KUTIPAN -
+-------+
Al-Qodhi Iyadh dalam Tartib Al-Madarik, juz 2hal. 427; Ibn Wahab berkata: ”Kalau saja Allah tidak menyelamatkanku melalui Malik Dan Laits, maka tersesatlah aku. Ketika ditanya, mengapa begitu, ia menjawab, ‘Aku banyak menemukan hadits dan itu membingungkanku. Lalu aku menyampaikannya pada Malik dan Laits, maka mereka berkata : ‘Ambillah dan tinggalkan itu’ ”.

 

Imam Malik berpesan kepada kedua keponakannya (Abu Bakar dan Ismail, putra Abi Uwais); ”Bukankah kalian menyukai hal ini (mengumpulkan dan mendengarkan hadits) serta mempelajarinya?, Mereka menjawab: ‘Ya’, Beliau berkata: Jika kalian ingin mengambil manfaat dari hadits ini dan Allah menjadi- kannya bermanfaat bagi kalian, maka kurangilah kebiasaan kalian dan pelajari- lah lebih dalam”. Seperti ini pula Al-Khatib meriwayatkan dengan sanadnya dalam Al-Faqih wa Al-Mutafaqih juz II hal. 28.

 

Al-Khotib meriwayatkan dalam kitabnya Faqih wa Al-Mutafaqih, juz II hal.15-19, suatu pembicaraan yang panjang dari Imam Al-Muzniy, pewaris ilmu Imam Syafi’i. Pada bagian akhir Al-Muzniy berkata: ”Perhatikan hadits yang kalian kumpulkan.Tuntutlah Ilmu dari para fuqoha agar kalian menjadi ahli fiqh”.
+-------+
CATATAN YANG DISEDIAKAN -
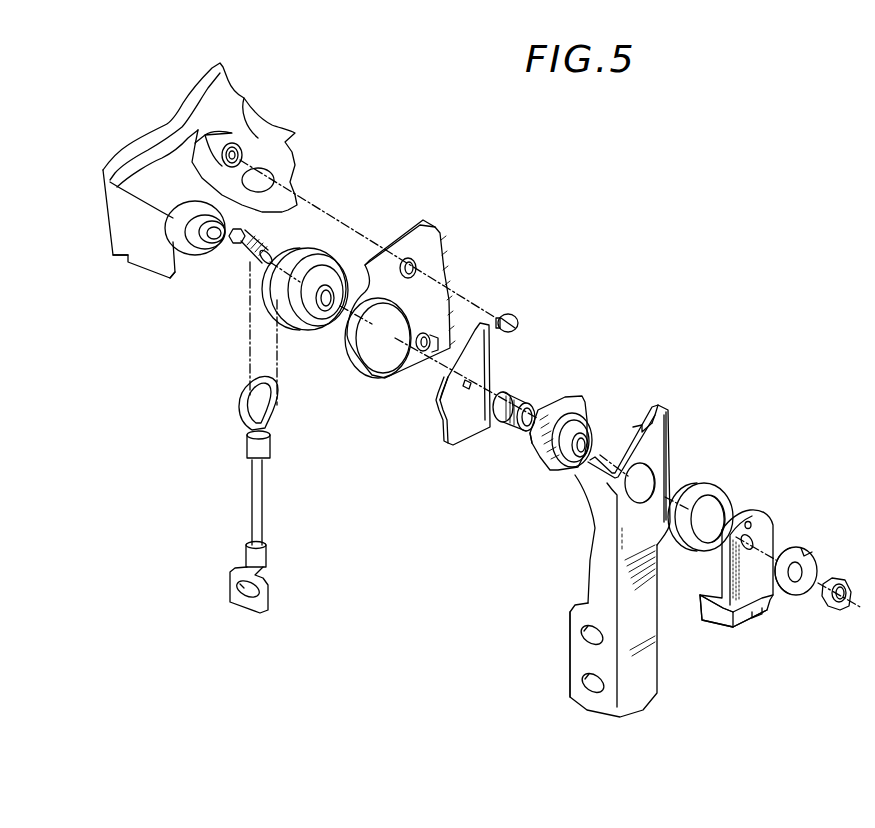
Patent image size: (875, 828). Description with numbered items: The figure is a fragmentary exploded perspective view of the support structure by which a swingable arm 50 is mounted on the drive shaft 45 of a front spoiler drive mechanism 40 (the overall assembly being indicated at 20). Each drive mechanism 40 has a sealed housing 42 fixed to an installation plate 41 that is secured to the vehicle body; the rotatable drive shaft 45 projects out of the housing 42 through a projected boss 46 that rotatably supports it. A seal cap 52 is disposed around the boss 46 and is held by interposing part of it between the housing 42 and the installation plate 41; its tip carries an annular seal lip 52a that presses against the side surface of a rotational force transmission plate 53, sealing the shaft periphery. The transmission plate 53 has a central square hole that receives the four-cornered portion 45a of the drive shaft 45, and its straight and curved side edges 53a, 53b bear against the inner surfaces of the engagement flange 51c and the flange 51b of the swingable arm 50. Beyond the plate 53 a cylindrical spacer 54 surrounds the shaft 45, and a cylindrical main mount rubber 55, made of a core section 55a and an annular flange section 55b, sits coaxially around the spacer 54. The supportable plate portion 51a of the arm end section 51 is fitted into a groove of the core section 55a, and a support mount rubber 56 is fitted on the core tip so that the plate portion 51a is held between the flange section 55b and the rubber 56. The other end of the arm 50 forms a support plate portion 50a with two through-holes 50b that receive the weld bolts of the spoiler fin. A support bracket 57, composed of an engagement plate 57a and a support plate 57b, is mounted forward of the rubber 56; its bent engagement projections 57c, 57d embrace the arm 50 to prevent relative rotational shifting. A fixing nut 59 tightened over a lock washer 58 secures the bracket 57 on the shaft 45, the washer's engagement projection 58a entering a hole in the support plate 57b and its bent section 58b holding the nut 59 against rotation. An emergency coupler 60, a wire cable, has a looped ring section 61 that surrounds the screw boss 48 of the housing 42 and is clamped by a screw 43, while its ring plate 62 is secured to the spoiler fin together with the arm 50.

The brake assembly 20 is at (334, 168).
The front spoiler drive mechanism 40 is at (270, 98).
The installation plate 41 is at (449, 227).
The sealed housing 42 is at (150, 256).
The screw 43 is at (512, 312).
The drive shaft 45 is at (236, 262).
The four-cornered portion 45a is at (209, 265).
The projected boss 46 is at (180, 263).
The screw boss 48 is at (248, 232).
The swingable arm 50 is at (586, 571).
The support plate portion 50a is at (580, 655).
The through-holes 50b is at (583, 634).
The end section 51 is at (600, 520).
The supportable plate portion 51a is at (660, 448).
The flange 51b is at (587, 485).
The engagement flange 51c is at (652, 412).
The seal cap 52 is at (338, 252).
The annular seal lip 52a is at (330, 304).
The rotational force transmission plate 53 is at (443, 425).
The straight side edge 53a is at (484, 362).
The curved side edge 53b is at (440, 393).
The cylindrical spacer 54 is at (498, 416).
The main mount rubber 55 is at (574, 393).
The core section 55a is at (584, 425).
The flange section 55b is at (537, 447).
The support mount rubber 56 is at (718, 495).
The support bracket 57 is at (782, 508).
The engagement plate 57a is at (742, 625).
The support plate 57b is at (764, 517).
The engagement projection 57c is at (712, 613).
The engagement projection 57d is at (757, 620).
The lock washer 58 is at (794, 603).
The engagement projection 58a is at (797, 546).
The bent section 58b is at (798, 588).
The fixing nut 59 is at (837, 575).
The emergency coupler 60 is at (267, 490).
The ring section 61 is at (275, 393).
The ring plate 62 is at (265, 600).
+-------+
TUGAS LATIHAN -
a – Kutiplah bagian teks tentang ulama hadits, mulai dari "Al-Qodhi Iyadh dalam" terus ke bawah sampai "II hal. 28.".
b – Tentukan apakah setiap pernyataan berikut sesuai dengan teks tentang ulama hadits. Jawab ya atau tidak, lalu kutip kata-kata dari teks yang menentukannya. (i) Ibn Wahab menyampaikan hadits yang membingungkannya kepada Malik dan Laits. (ii) Kedua keponakan Imam Malik adalah putra Abi Uwais. (iii) Imam Malik meminta kedua keponakannya untuk menambah kebiasaan mereka.
c – Tuliskan lanjutan teks tentang ulama hadits, dimulai setelah kalimat terakhirnya.

JAWABAN LATIHAN -
a –
Al-Qodhi Iyadh dalam Tartib Al-Madarik, juz 2hal. 427; Ibn Wahab berkata: ”Kalau saja Allah tidak menyelamatkanku melalui Malik Dan Laits, maka tersesatlah aku. Ketika ditanya, mengapa begitu, ia menjawab, ‘Aku banyak menemukan hadits dan itu membingungkanku. Lalu aku menyampaikannya pada Malik dan Laits, maka mereka berkata : ‘Ambillah dan tinggalkan itu’ ”.

 

Imam Malik berpesan kepada kedua keponakannya (Abu Bakar dan Ismail, putra Abi Uwais); ”Bukankah kalian menyukai hal ini (mengumpulkan dan mendengarkan hadits) serta mempelajarinya?, Mereka menjawab: ‘Ya’, Beliau berkata: Jika kalian ingin mengambil manfaat dari hadits ini dan Allah menjadi- kannya bermanfaat bagi kalian, maka kurangilah kebiasaan kalian dan pelajari- lah lebih dalam”. Seperti ini pula Al-Khatib meriwayatkan dengan sanadnya dalam Al-Faqih wa Al-Mutafaqih juz II hal. 28.

b –
(i) Ya: "Lalu aku menyampaikannya pada Malik dan Laits".
(ii) Ya: "Abu Bakar dan Ismail, putra Abi Uwais".
(iii) Tidak: "maka kurangilah kebiasaan kalian".

c –
 

Dalam kitab Tartib Al-Madarik juz Ihal. 66, dengan penjelasan yang panjang dari para Ulama Salaf tentang sikap mereka terhadap As-Sunnah, antara lain:

a. Umar bin Khattab berkata diatas mimbar: ”Akan kuadukan kepada Allah orang yang meriwayatkan hadits yang bertentangan dengan yang diamalkan.

 

b. Imam Malik berkata: ”Para Ahli Ilmu dari kalangan Tabi’in telah menyampaikan hadits-hadits, lalu disampaikan kepada mereka hadits dari orang lain, maka mereka menjawab: ‘Bukannya kami tidak tahu tentang hal ini, tetapi pengamalannya yang benar adalah tidak seperti ini’ ” .

 

c. Ibn Hazm berkata: Abu Darda’ pernah ditanya: ”Sesungguhnya telah sampai kepadaku hadits begini dan begitu (berbeda dengan pendapatnya-pent). Maka ia menjawab: ‘Saya pernah mendengarnya, tetapi aku menyaksikan pengamal annya tidak seperti itu’ ” .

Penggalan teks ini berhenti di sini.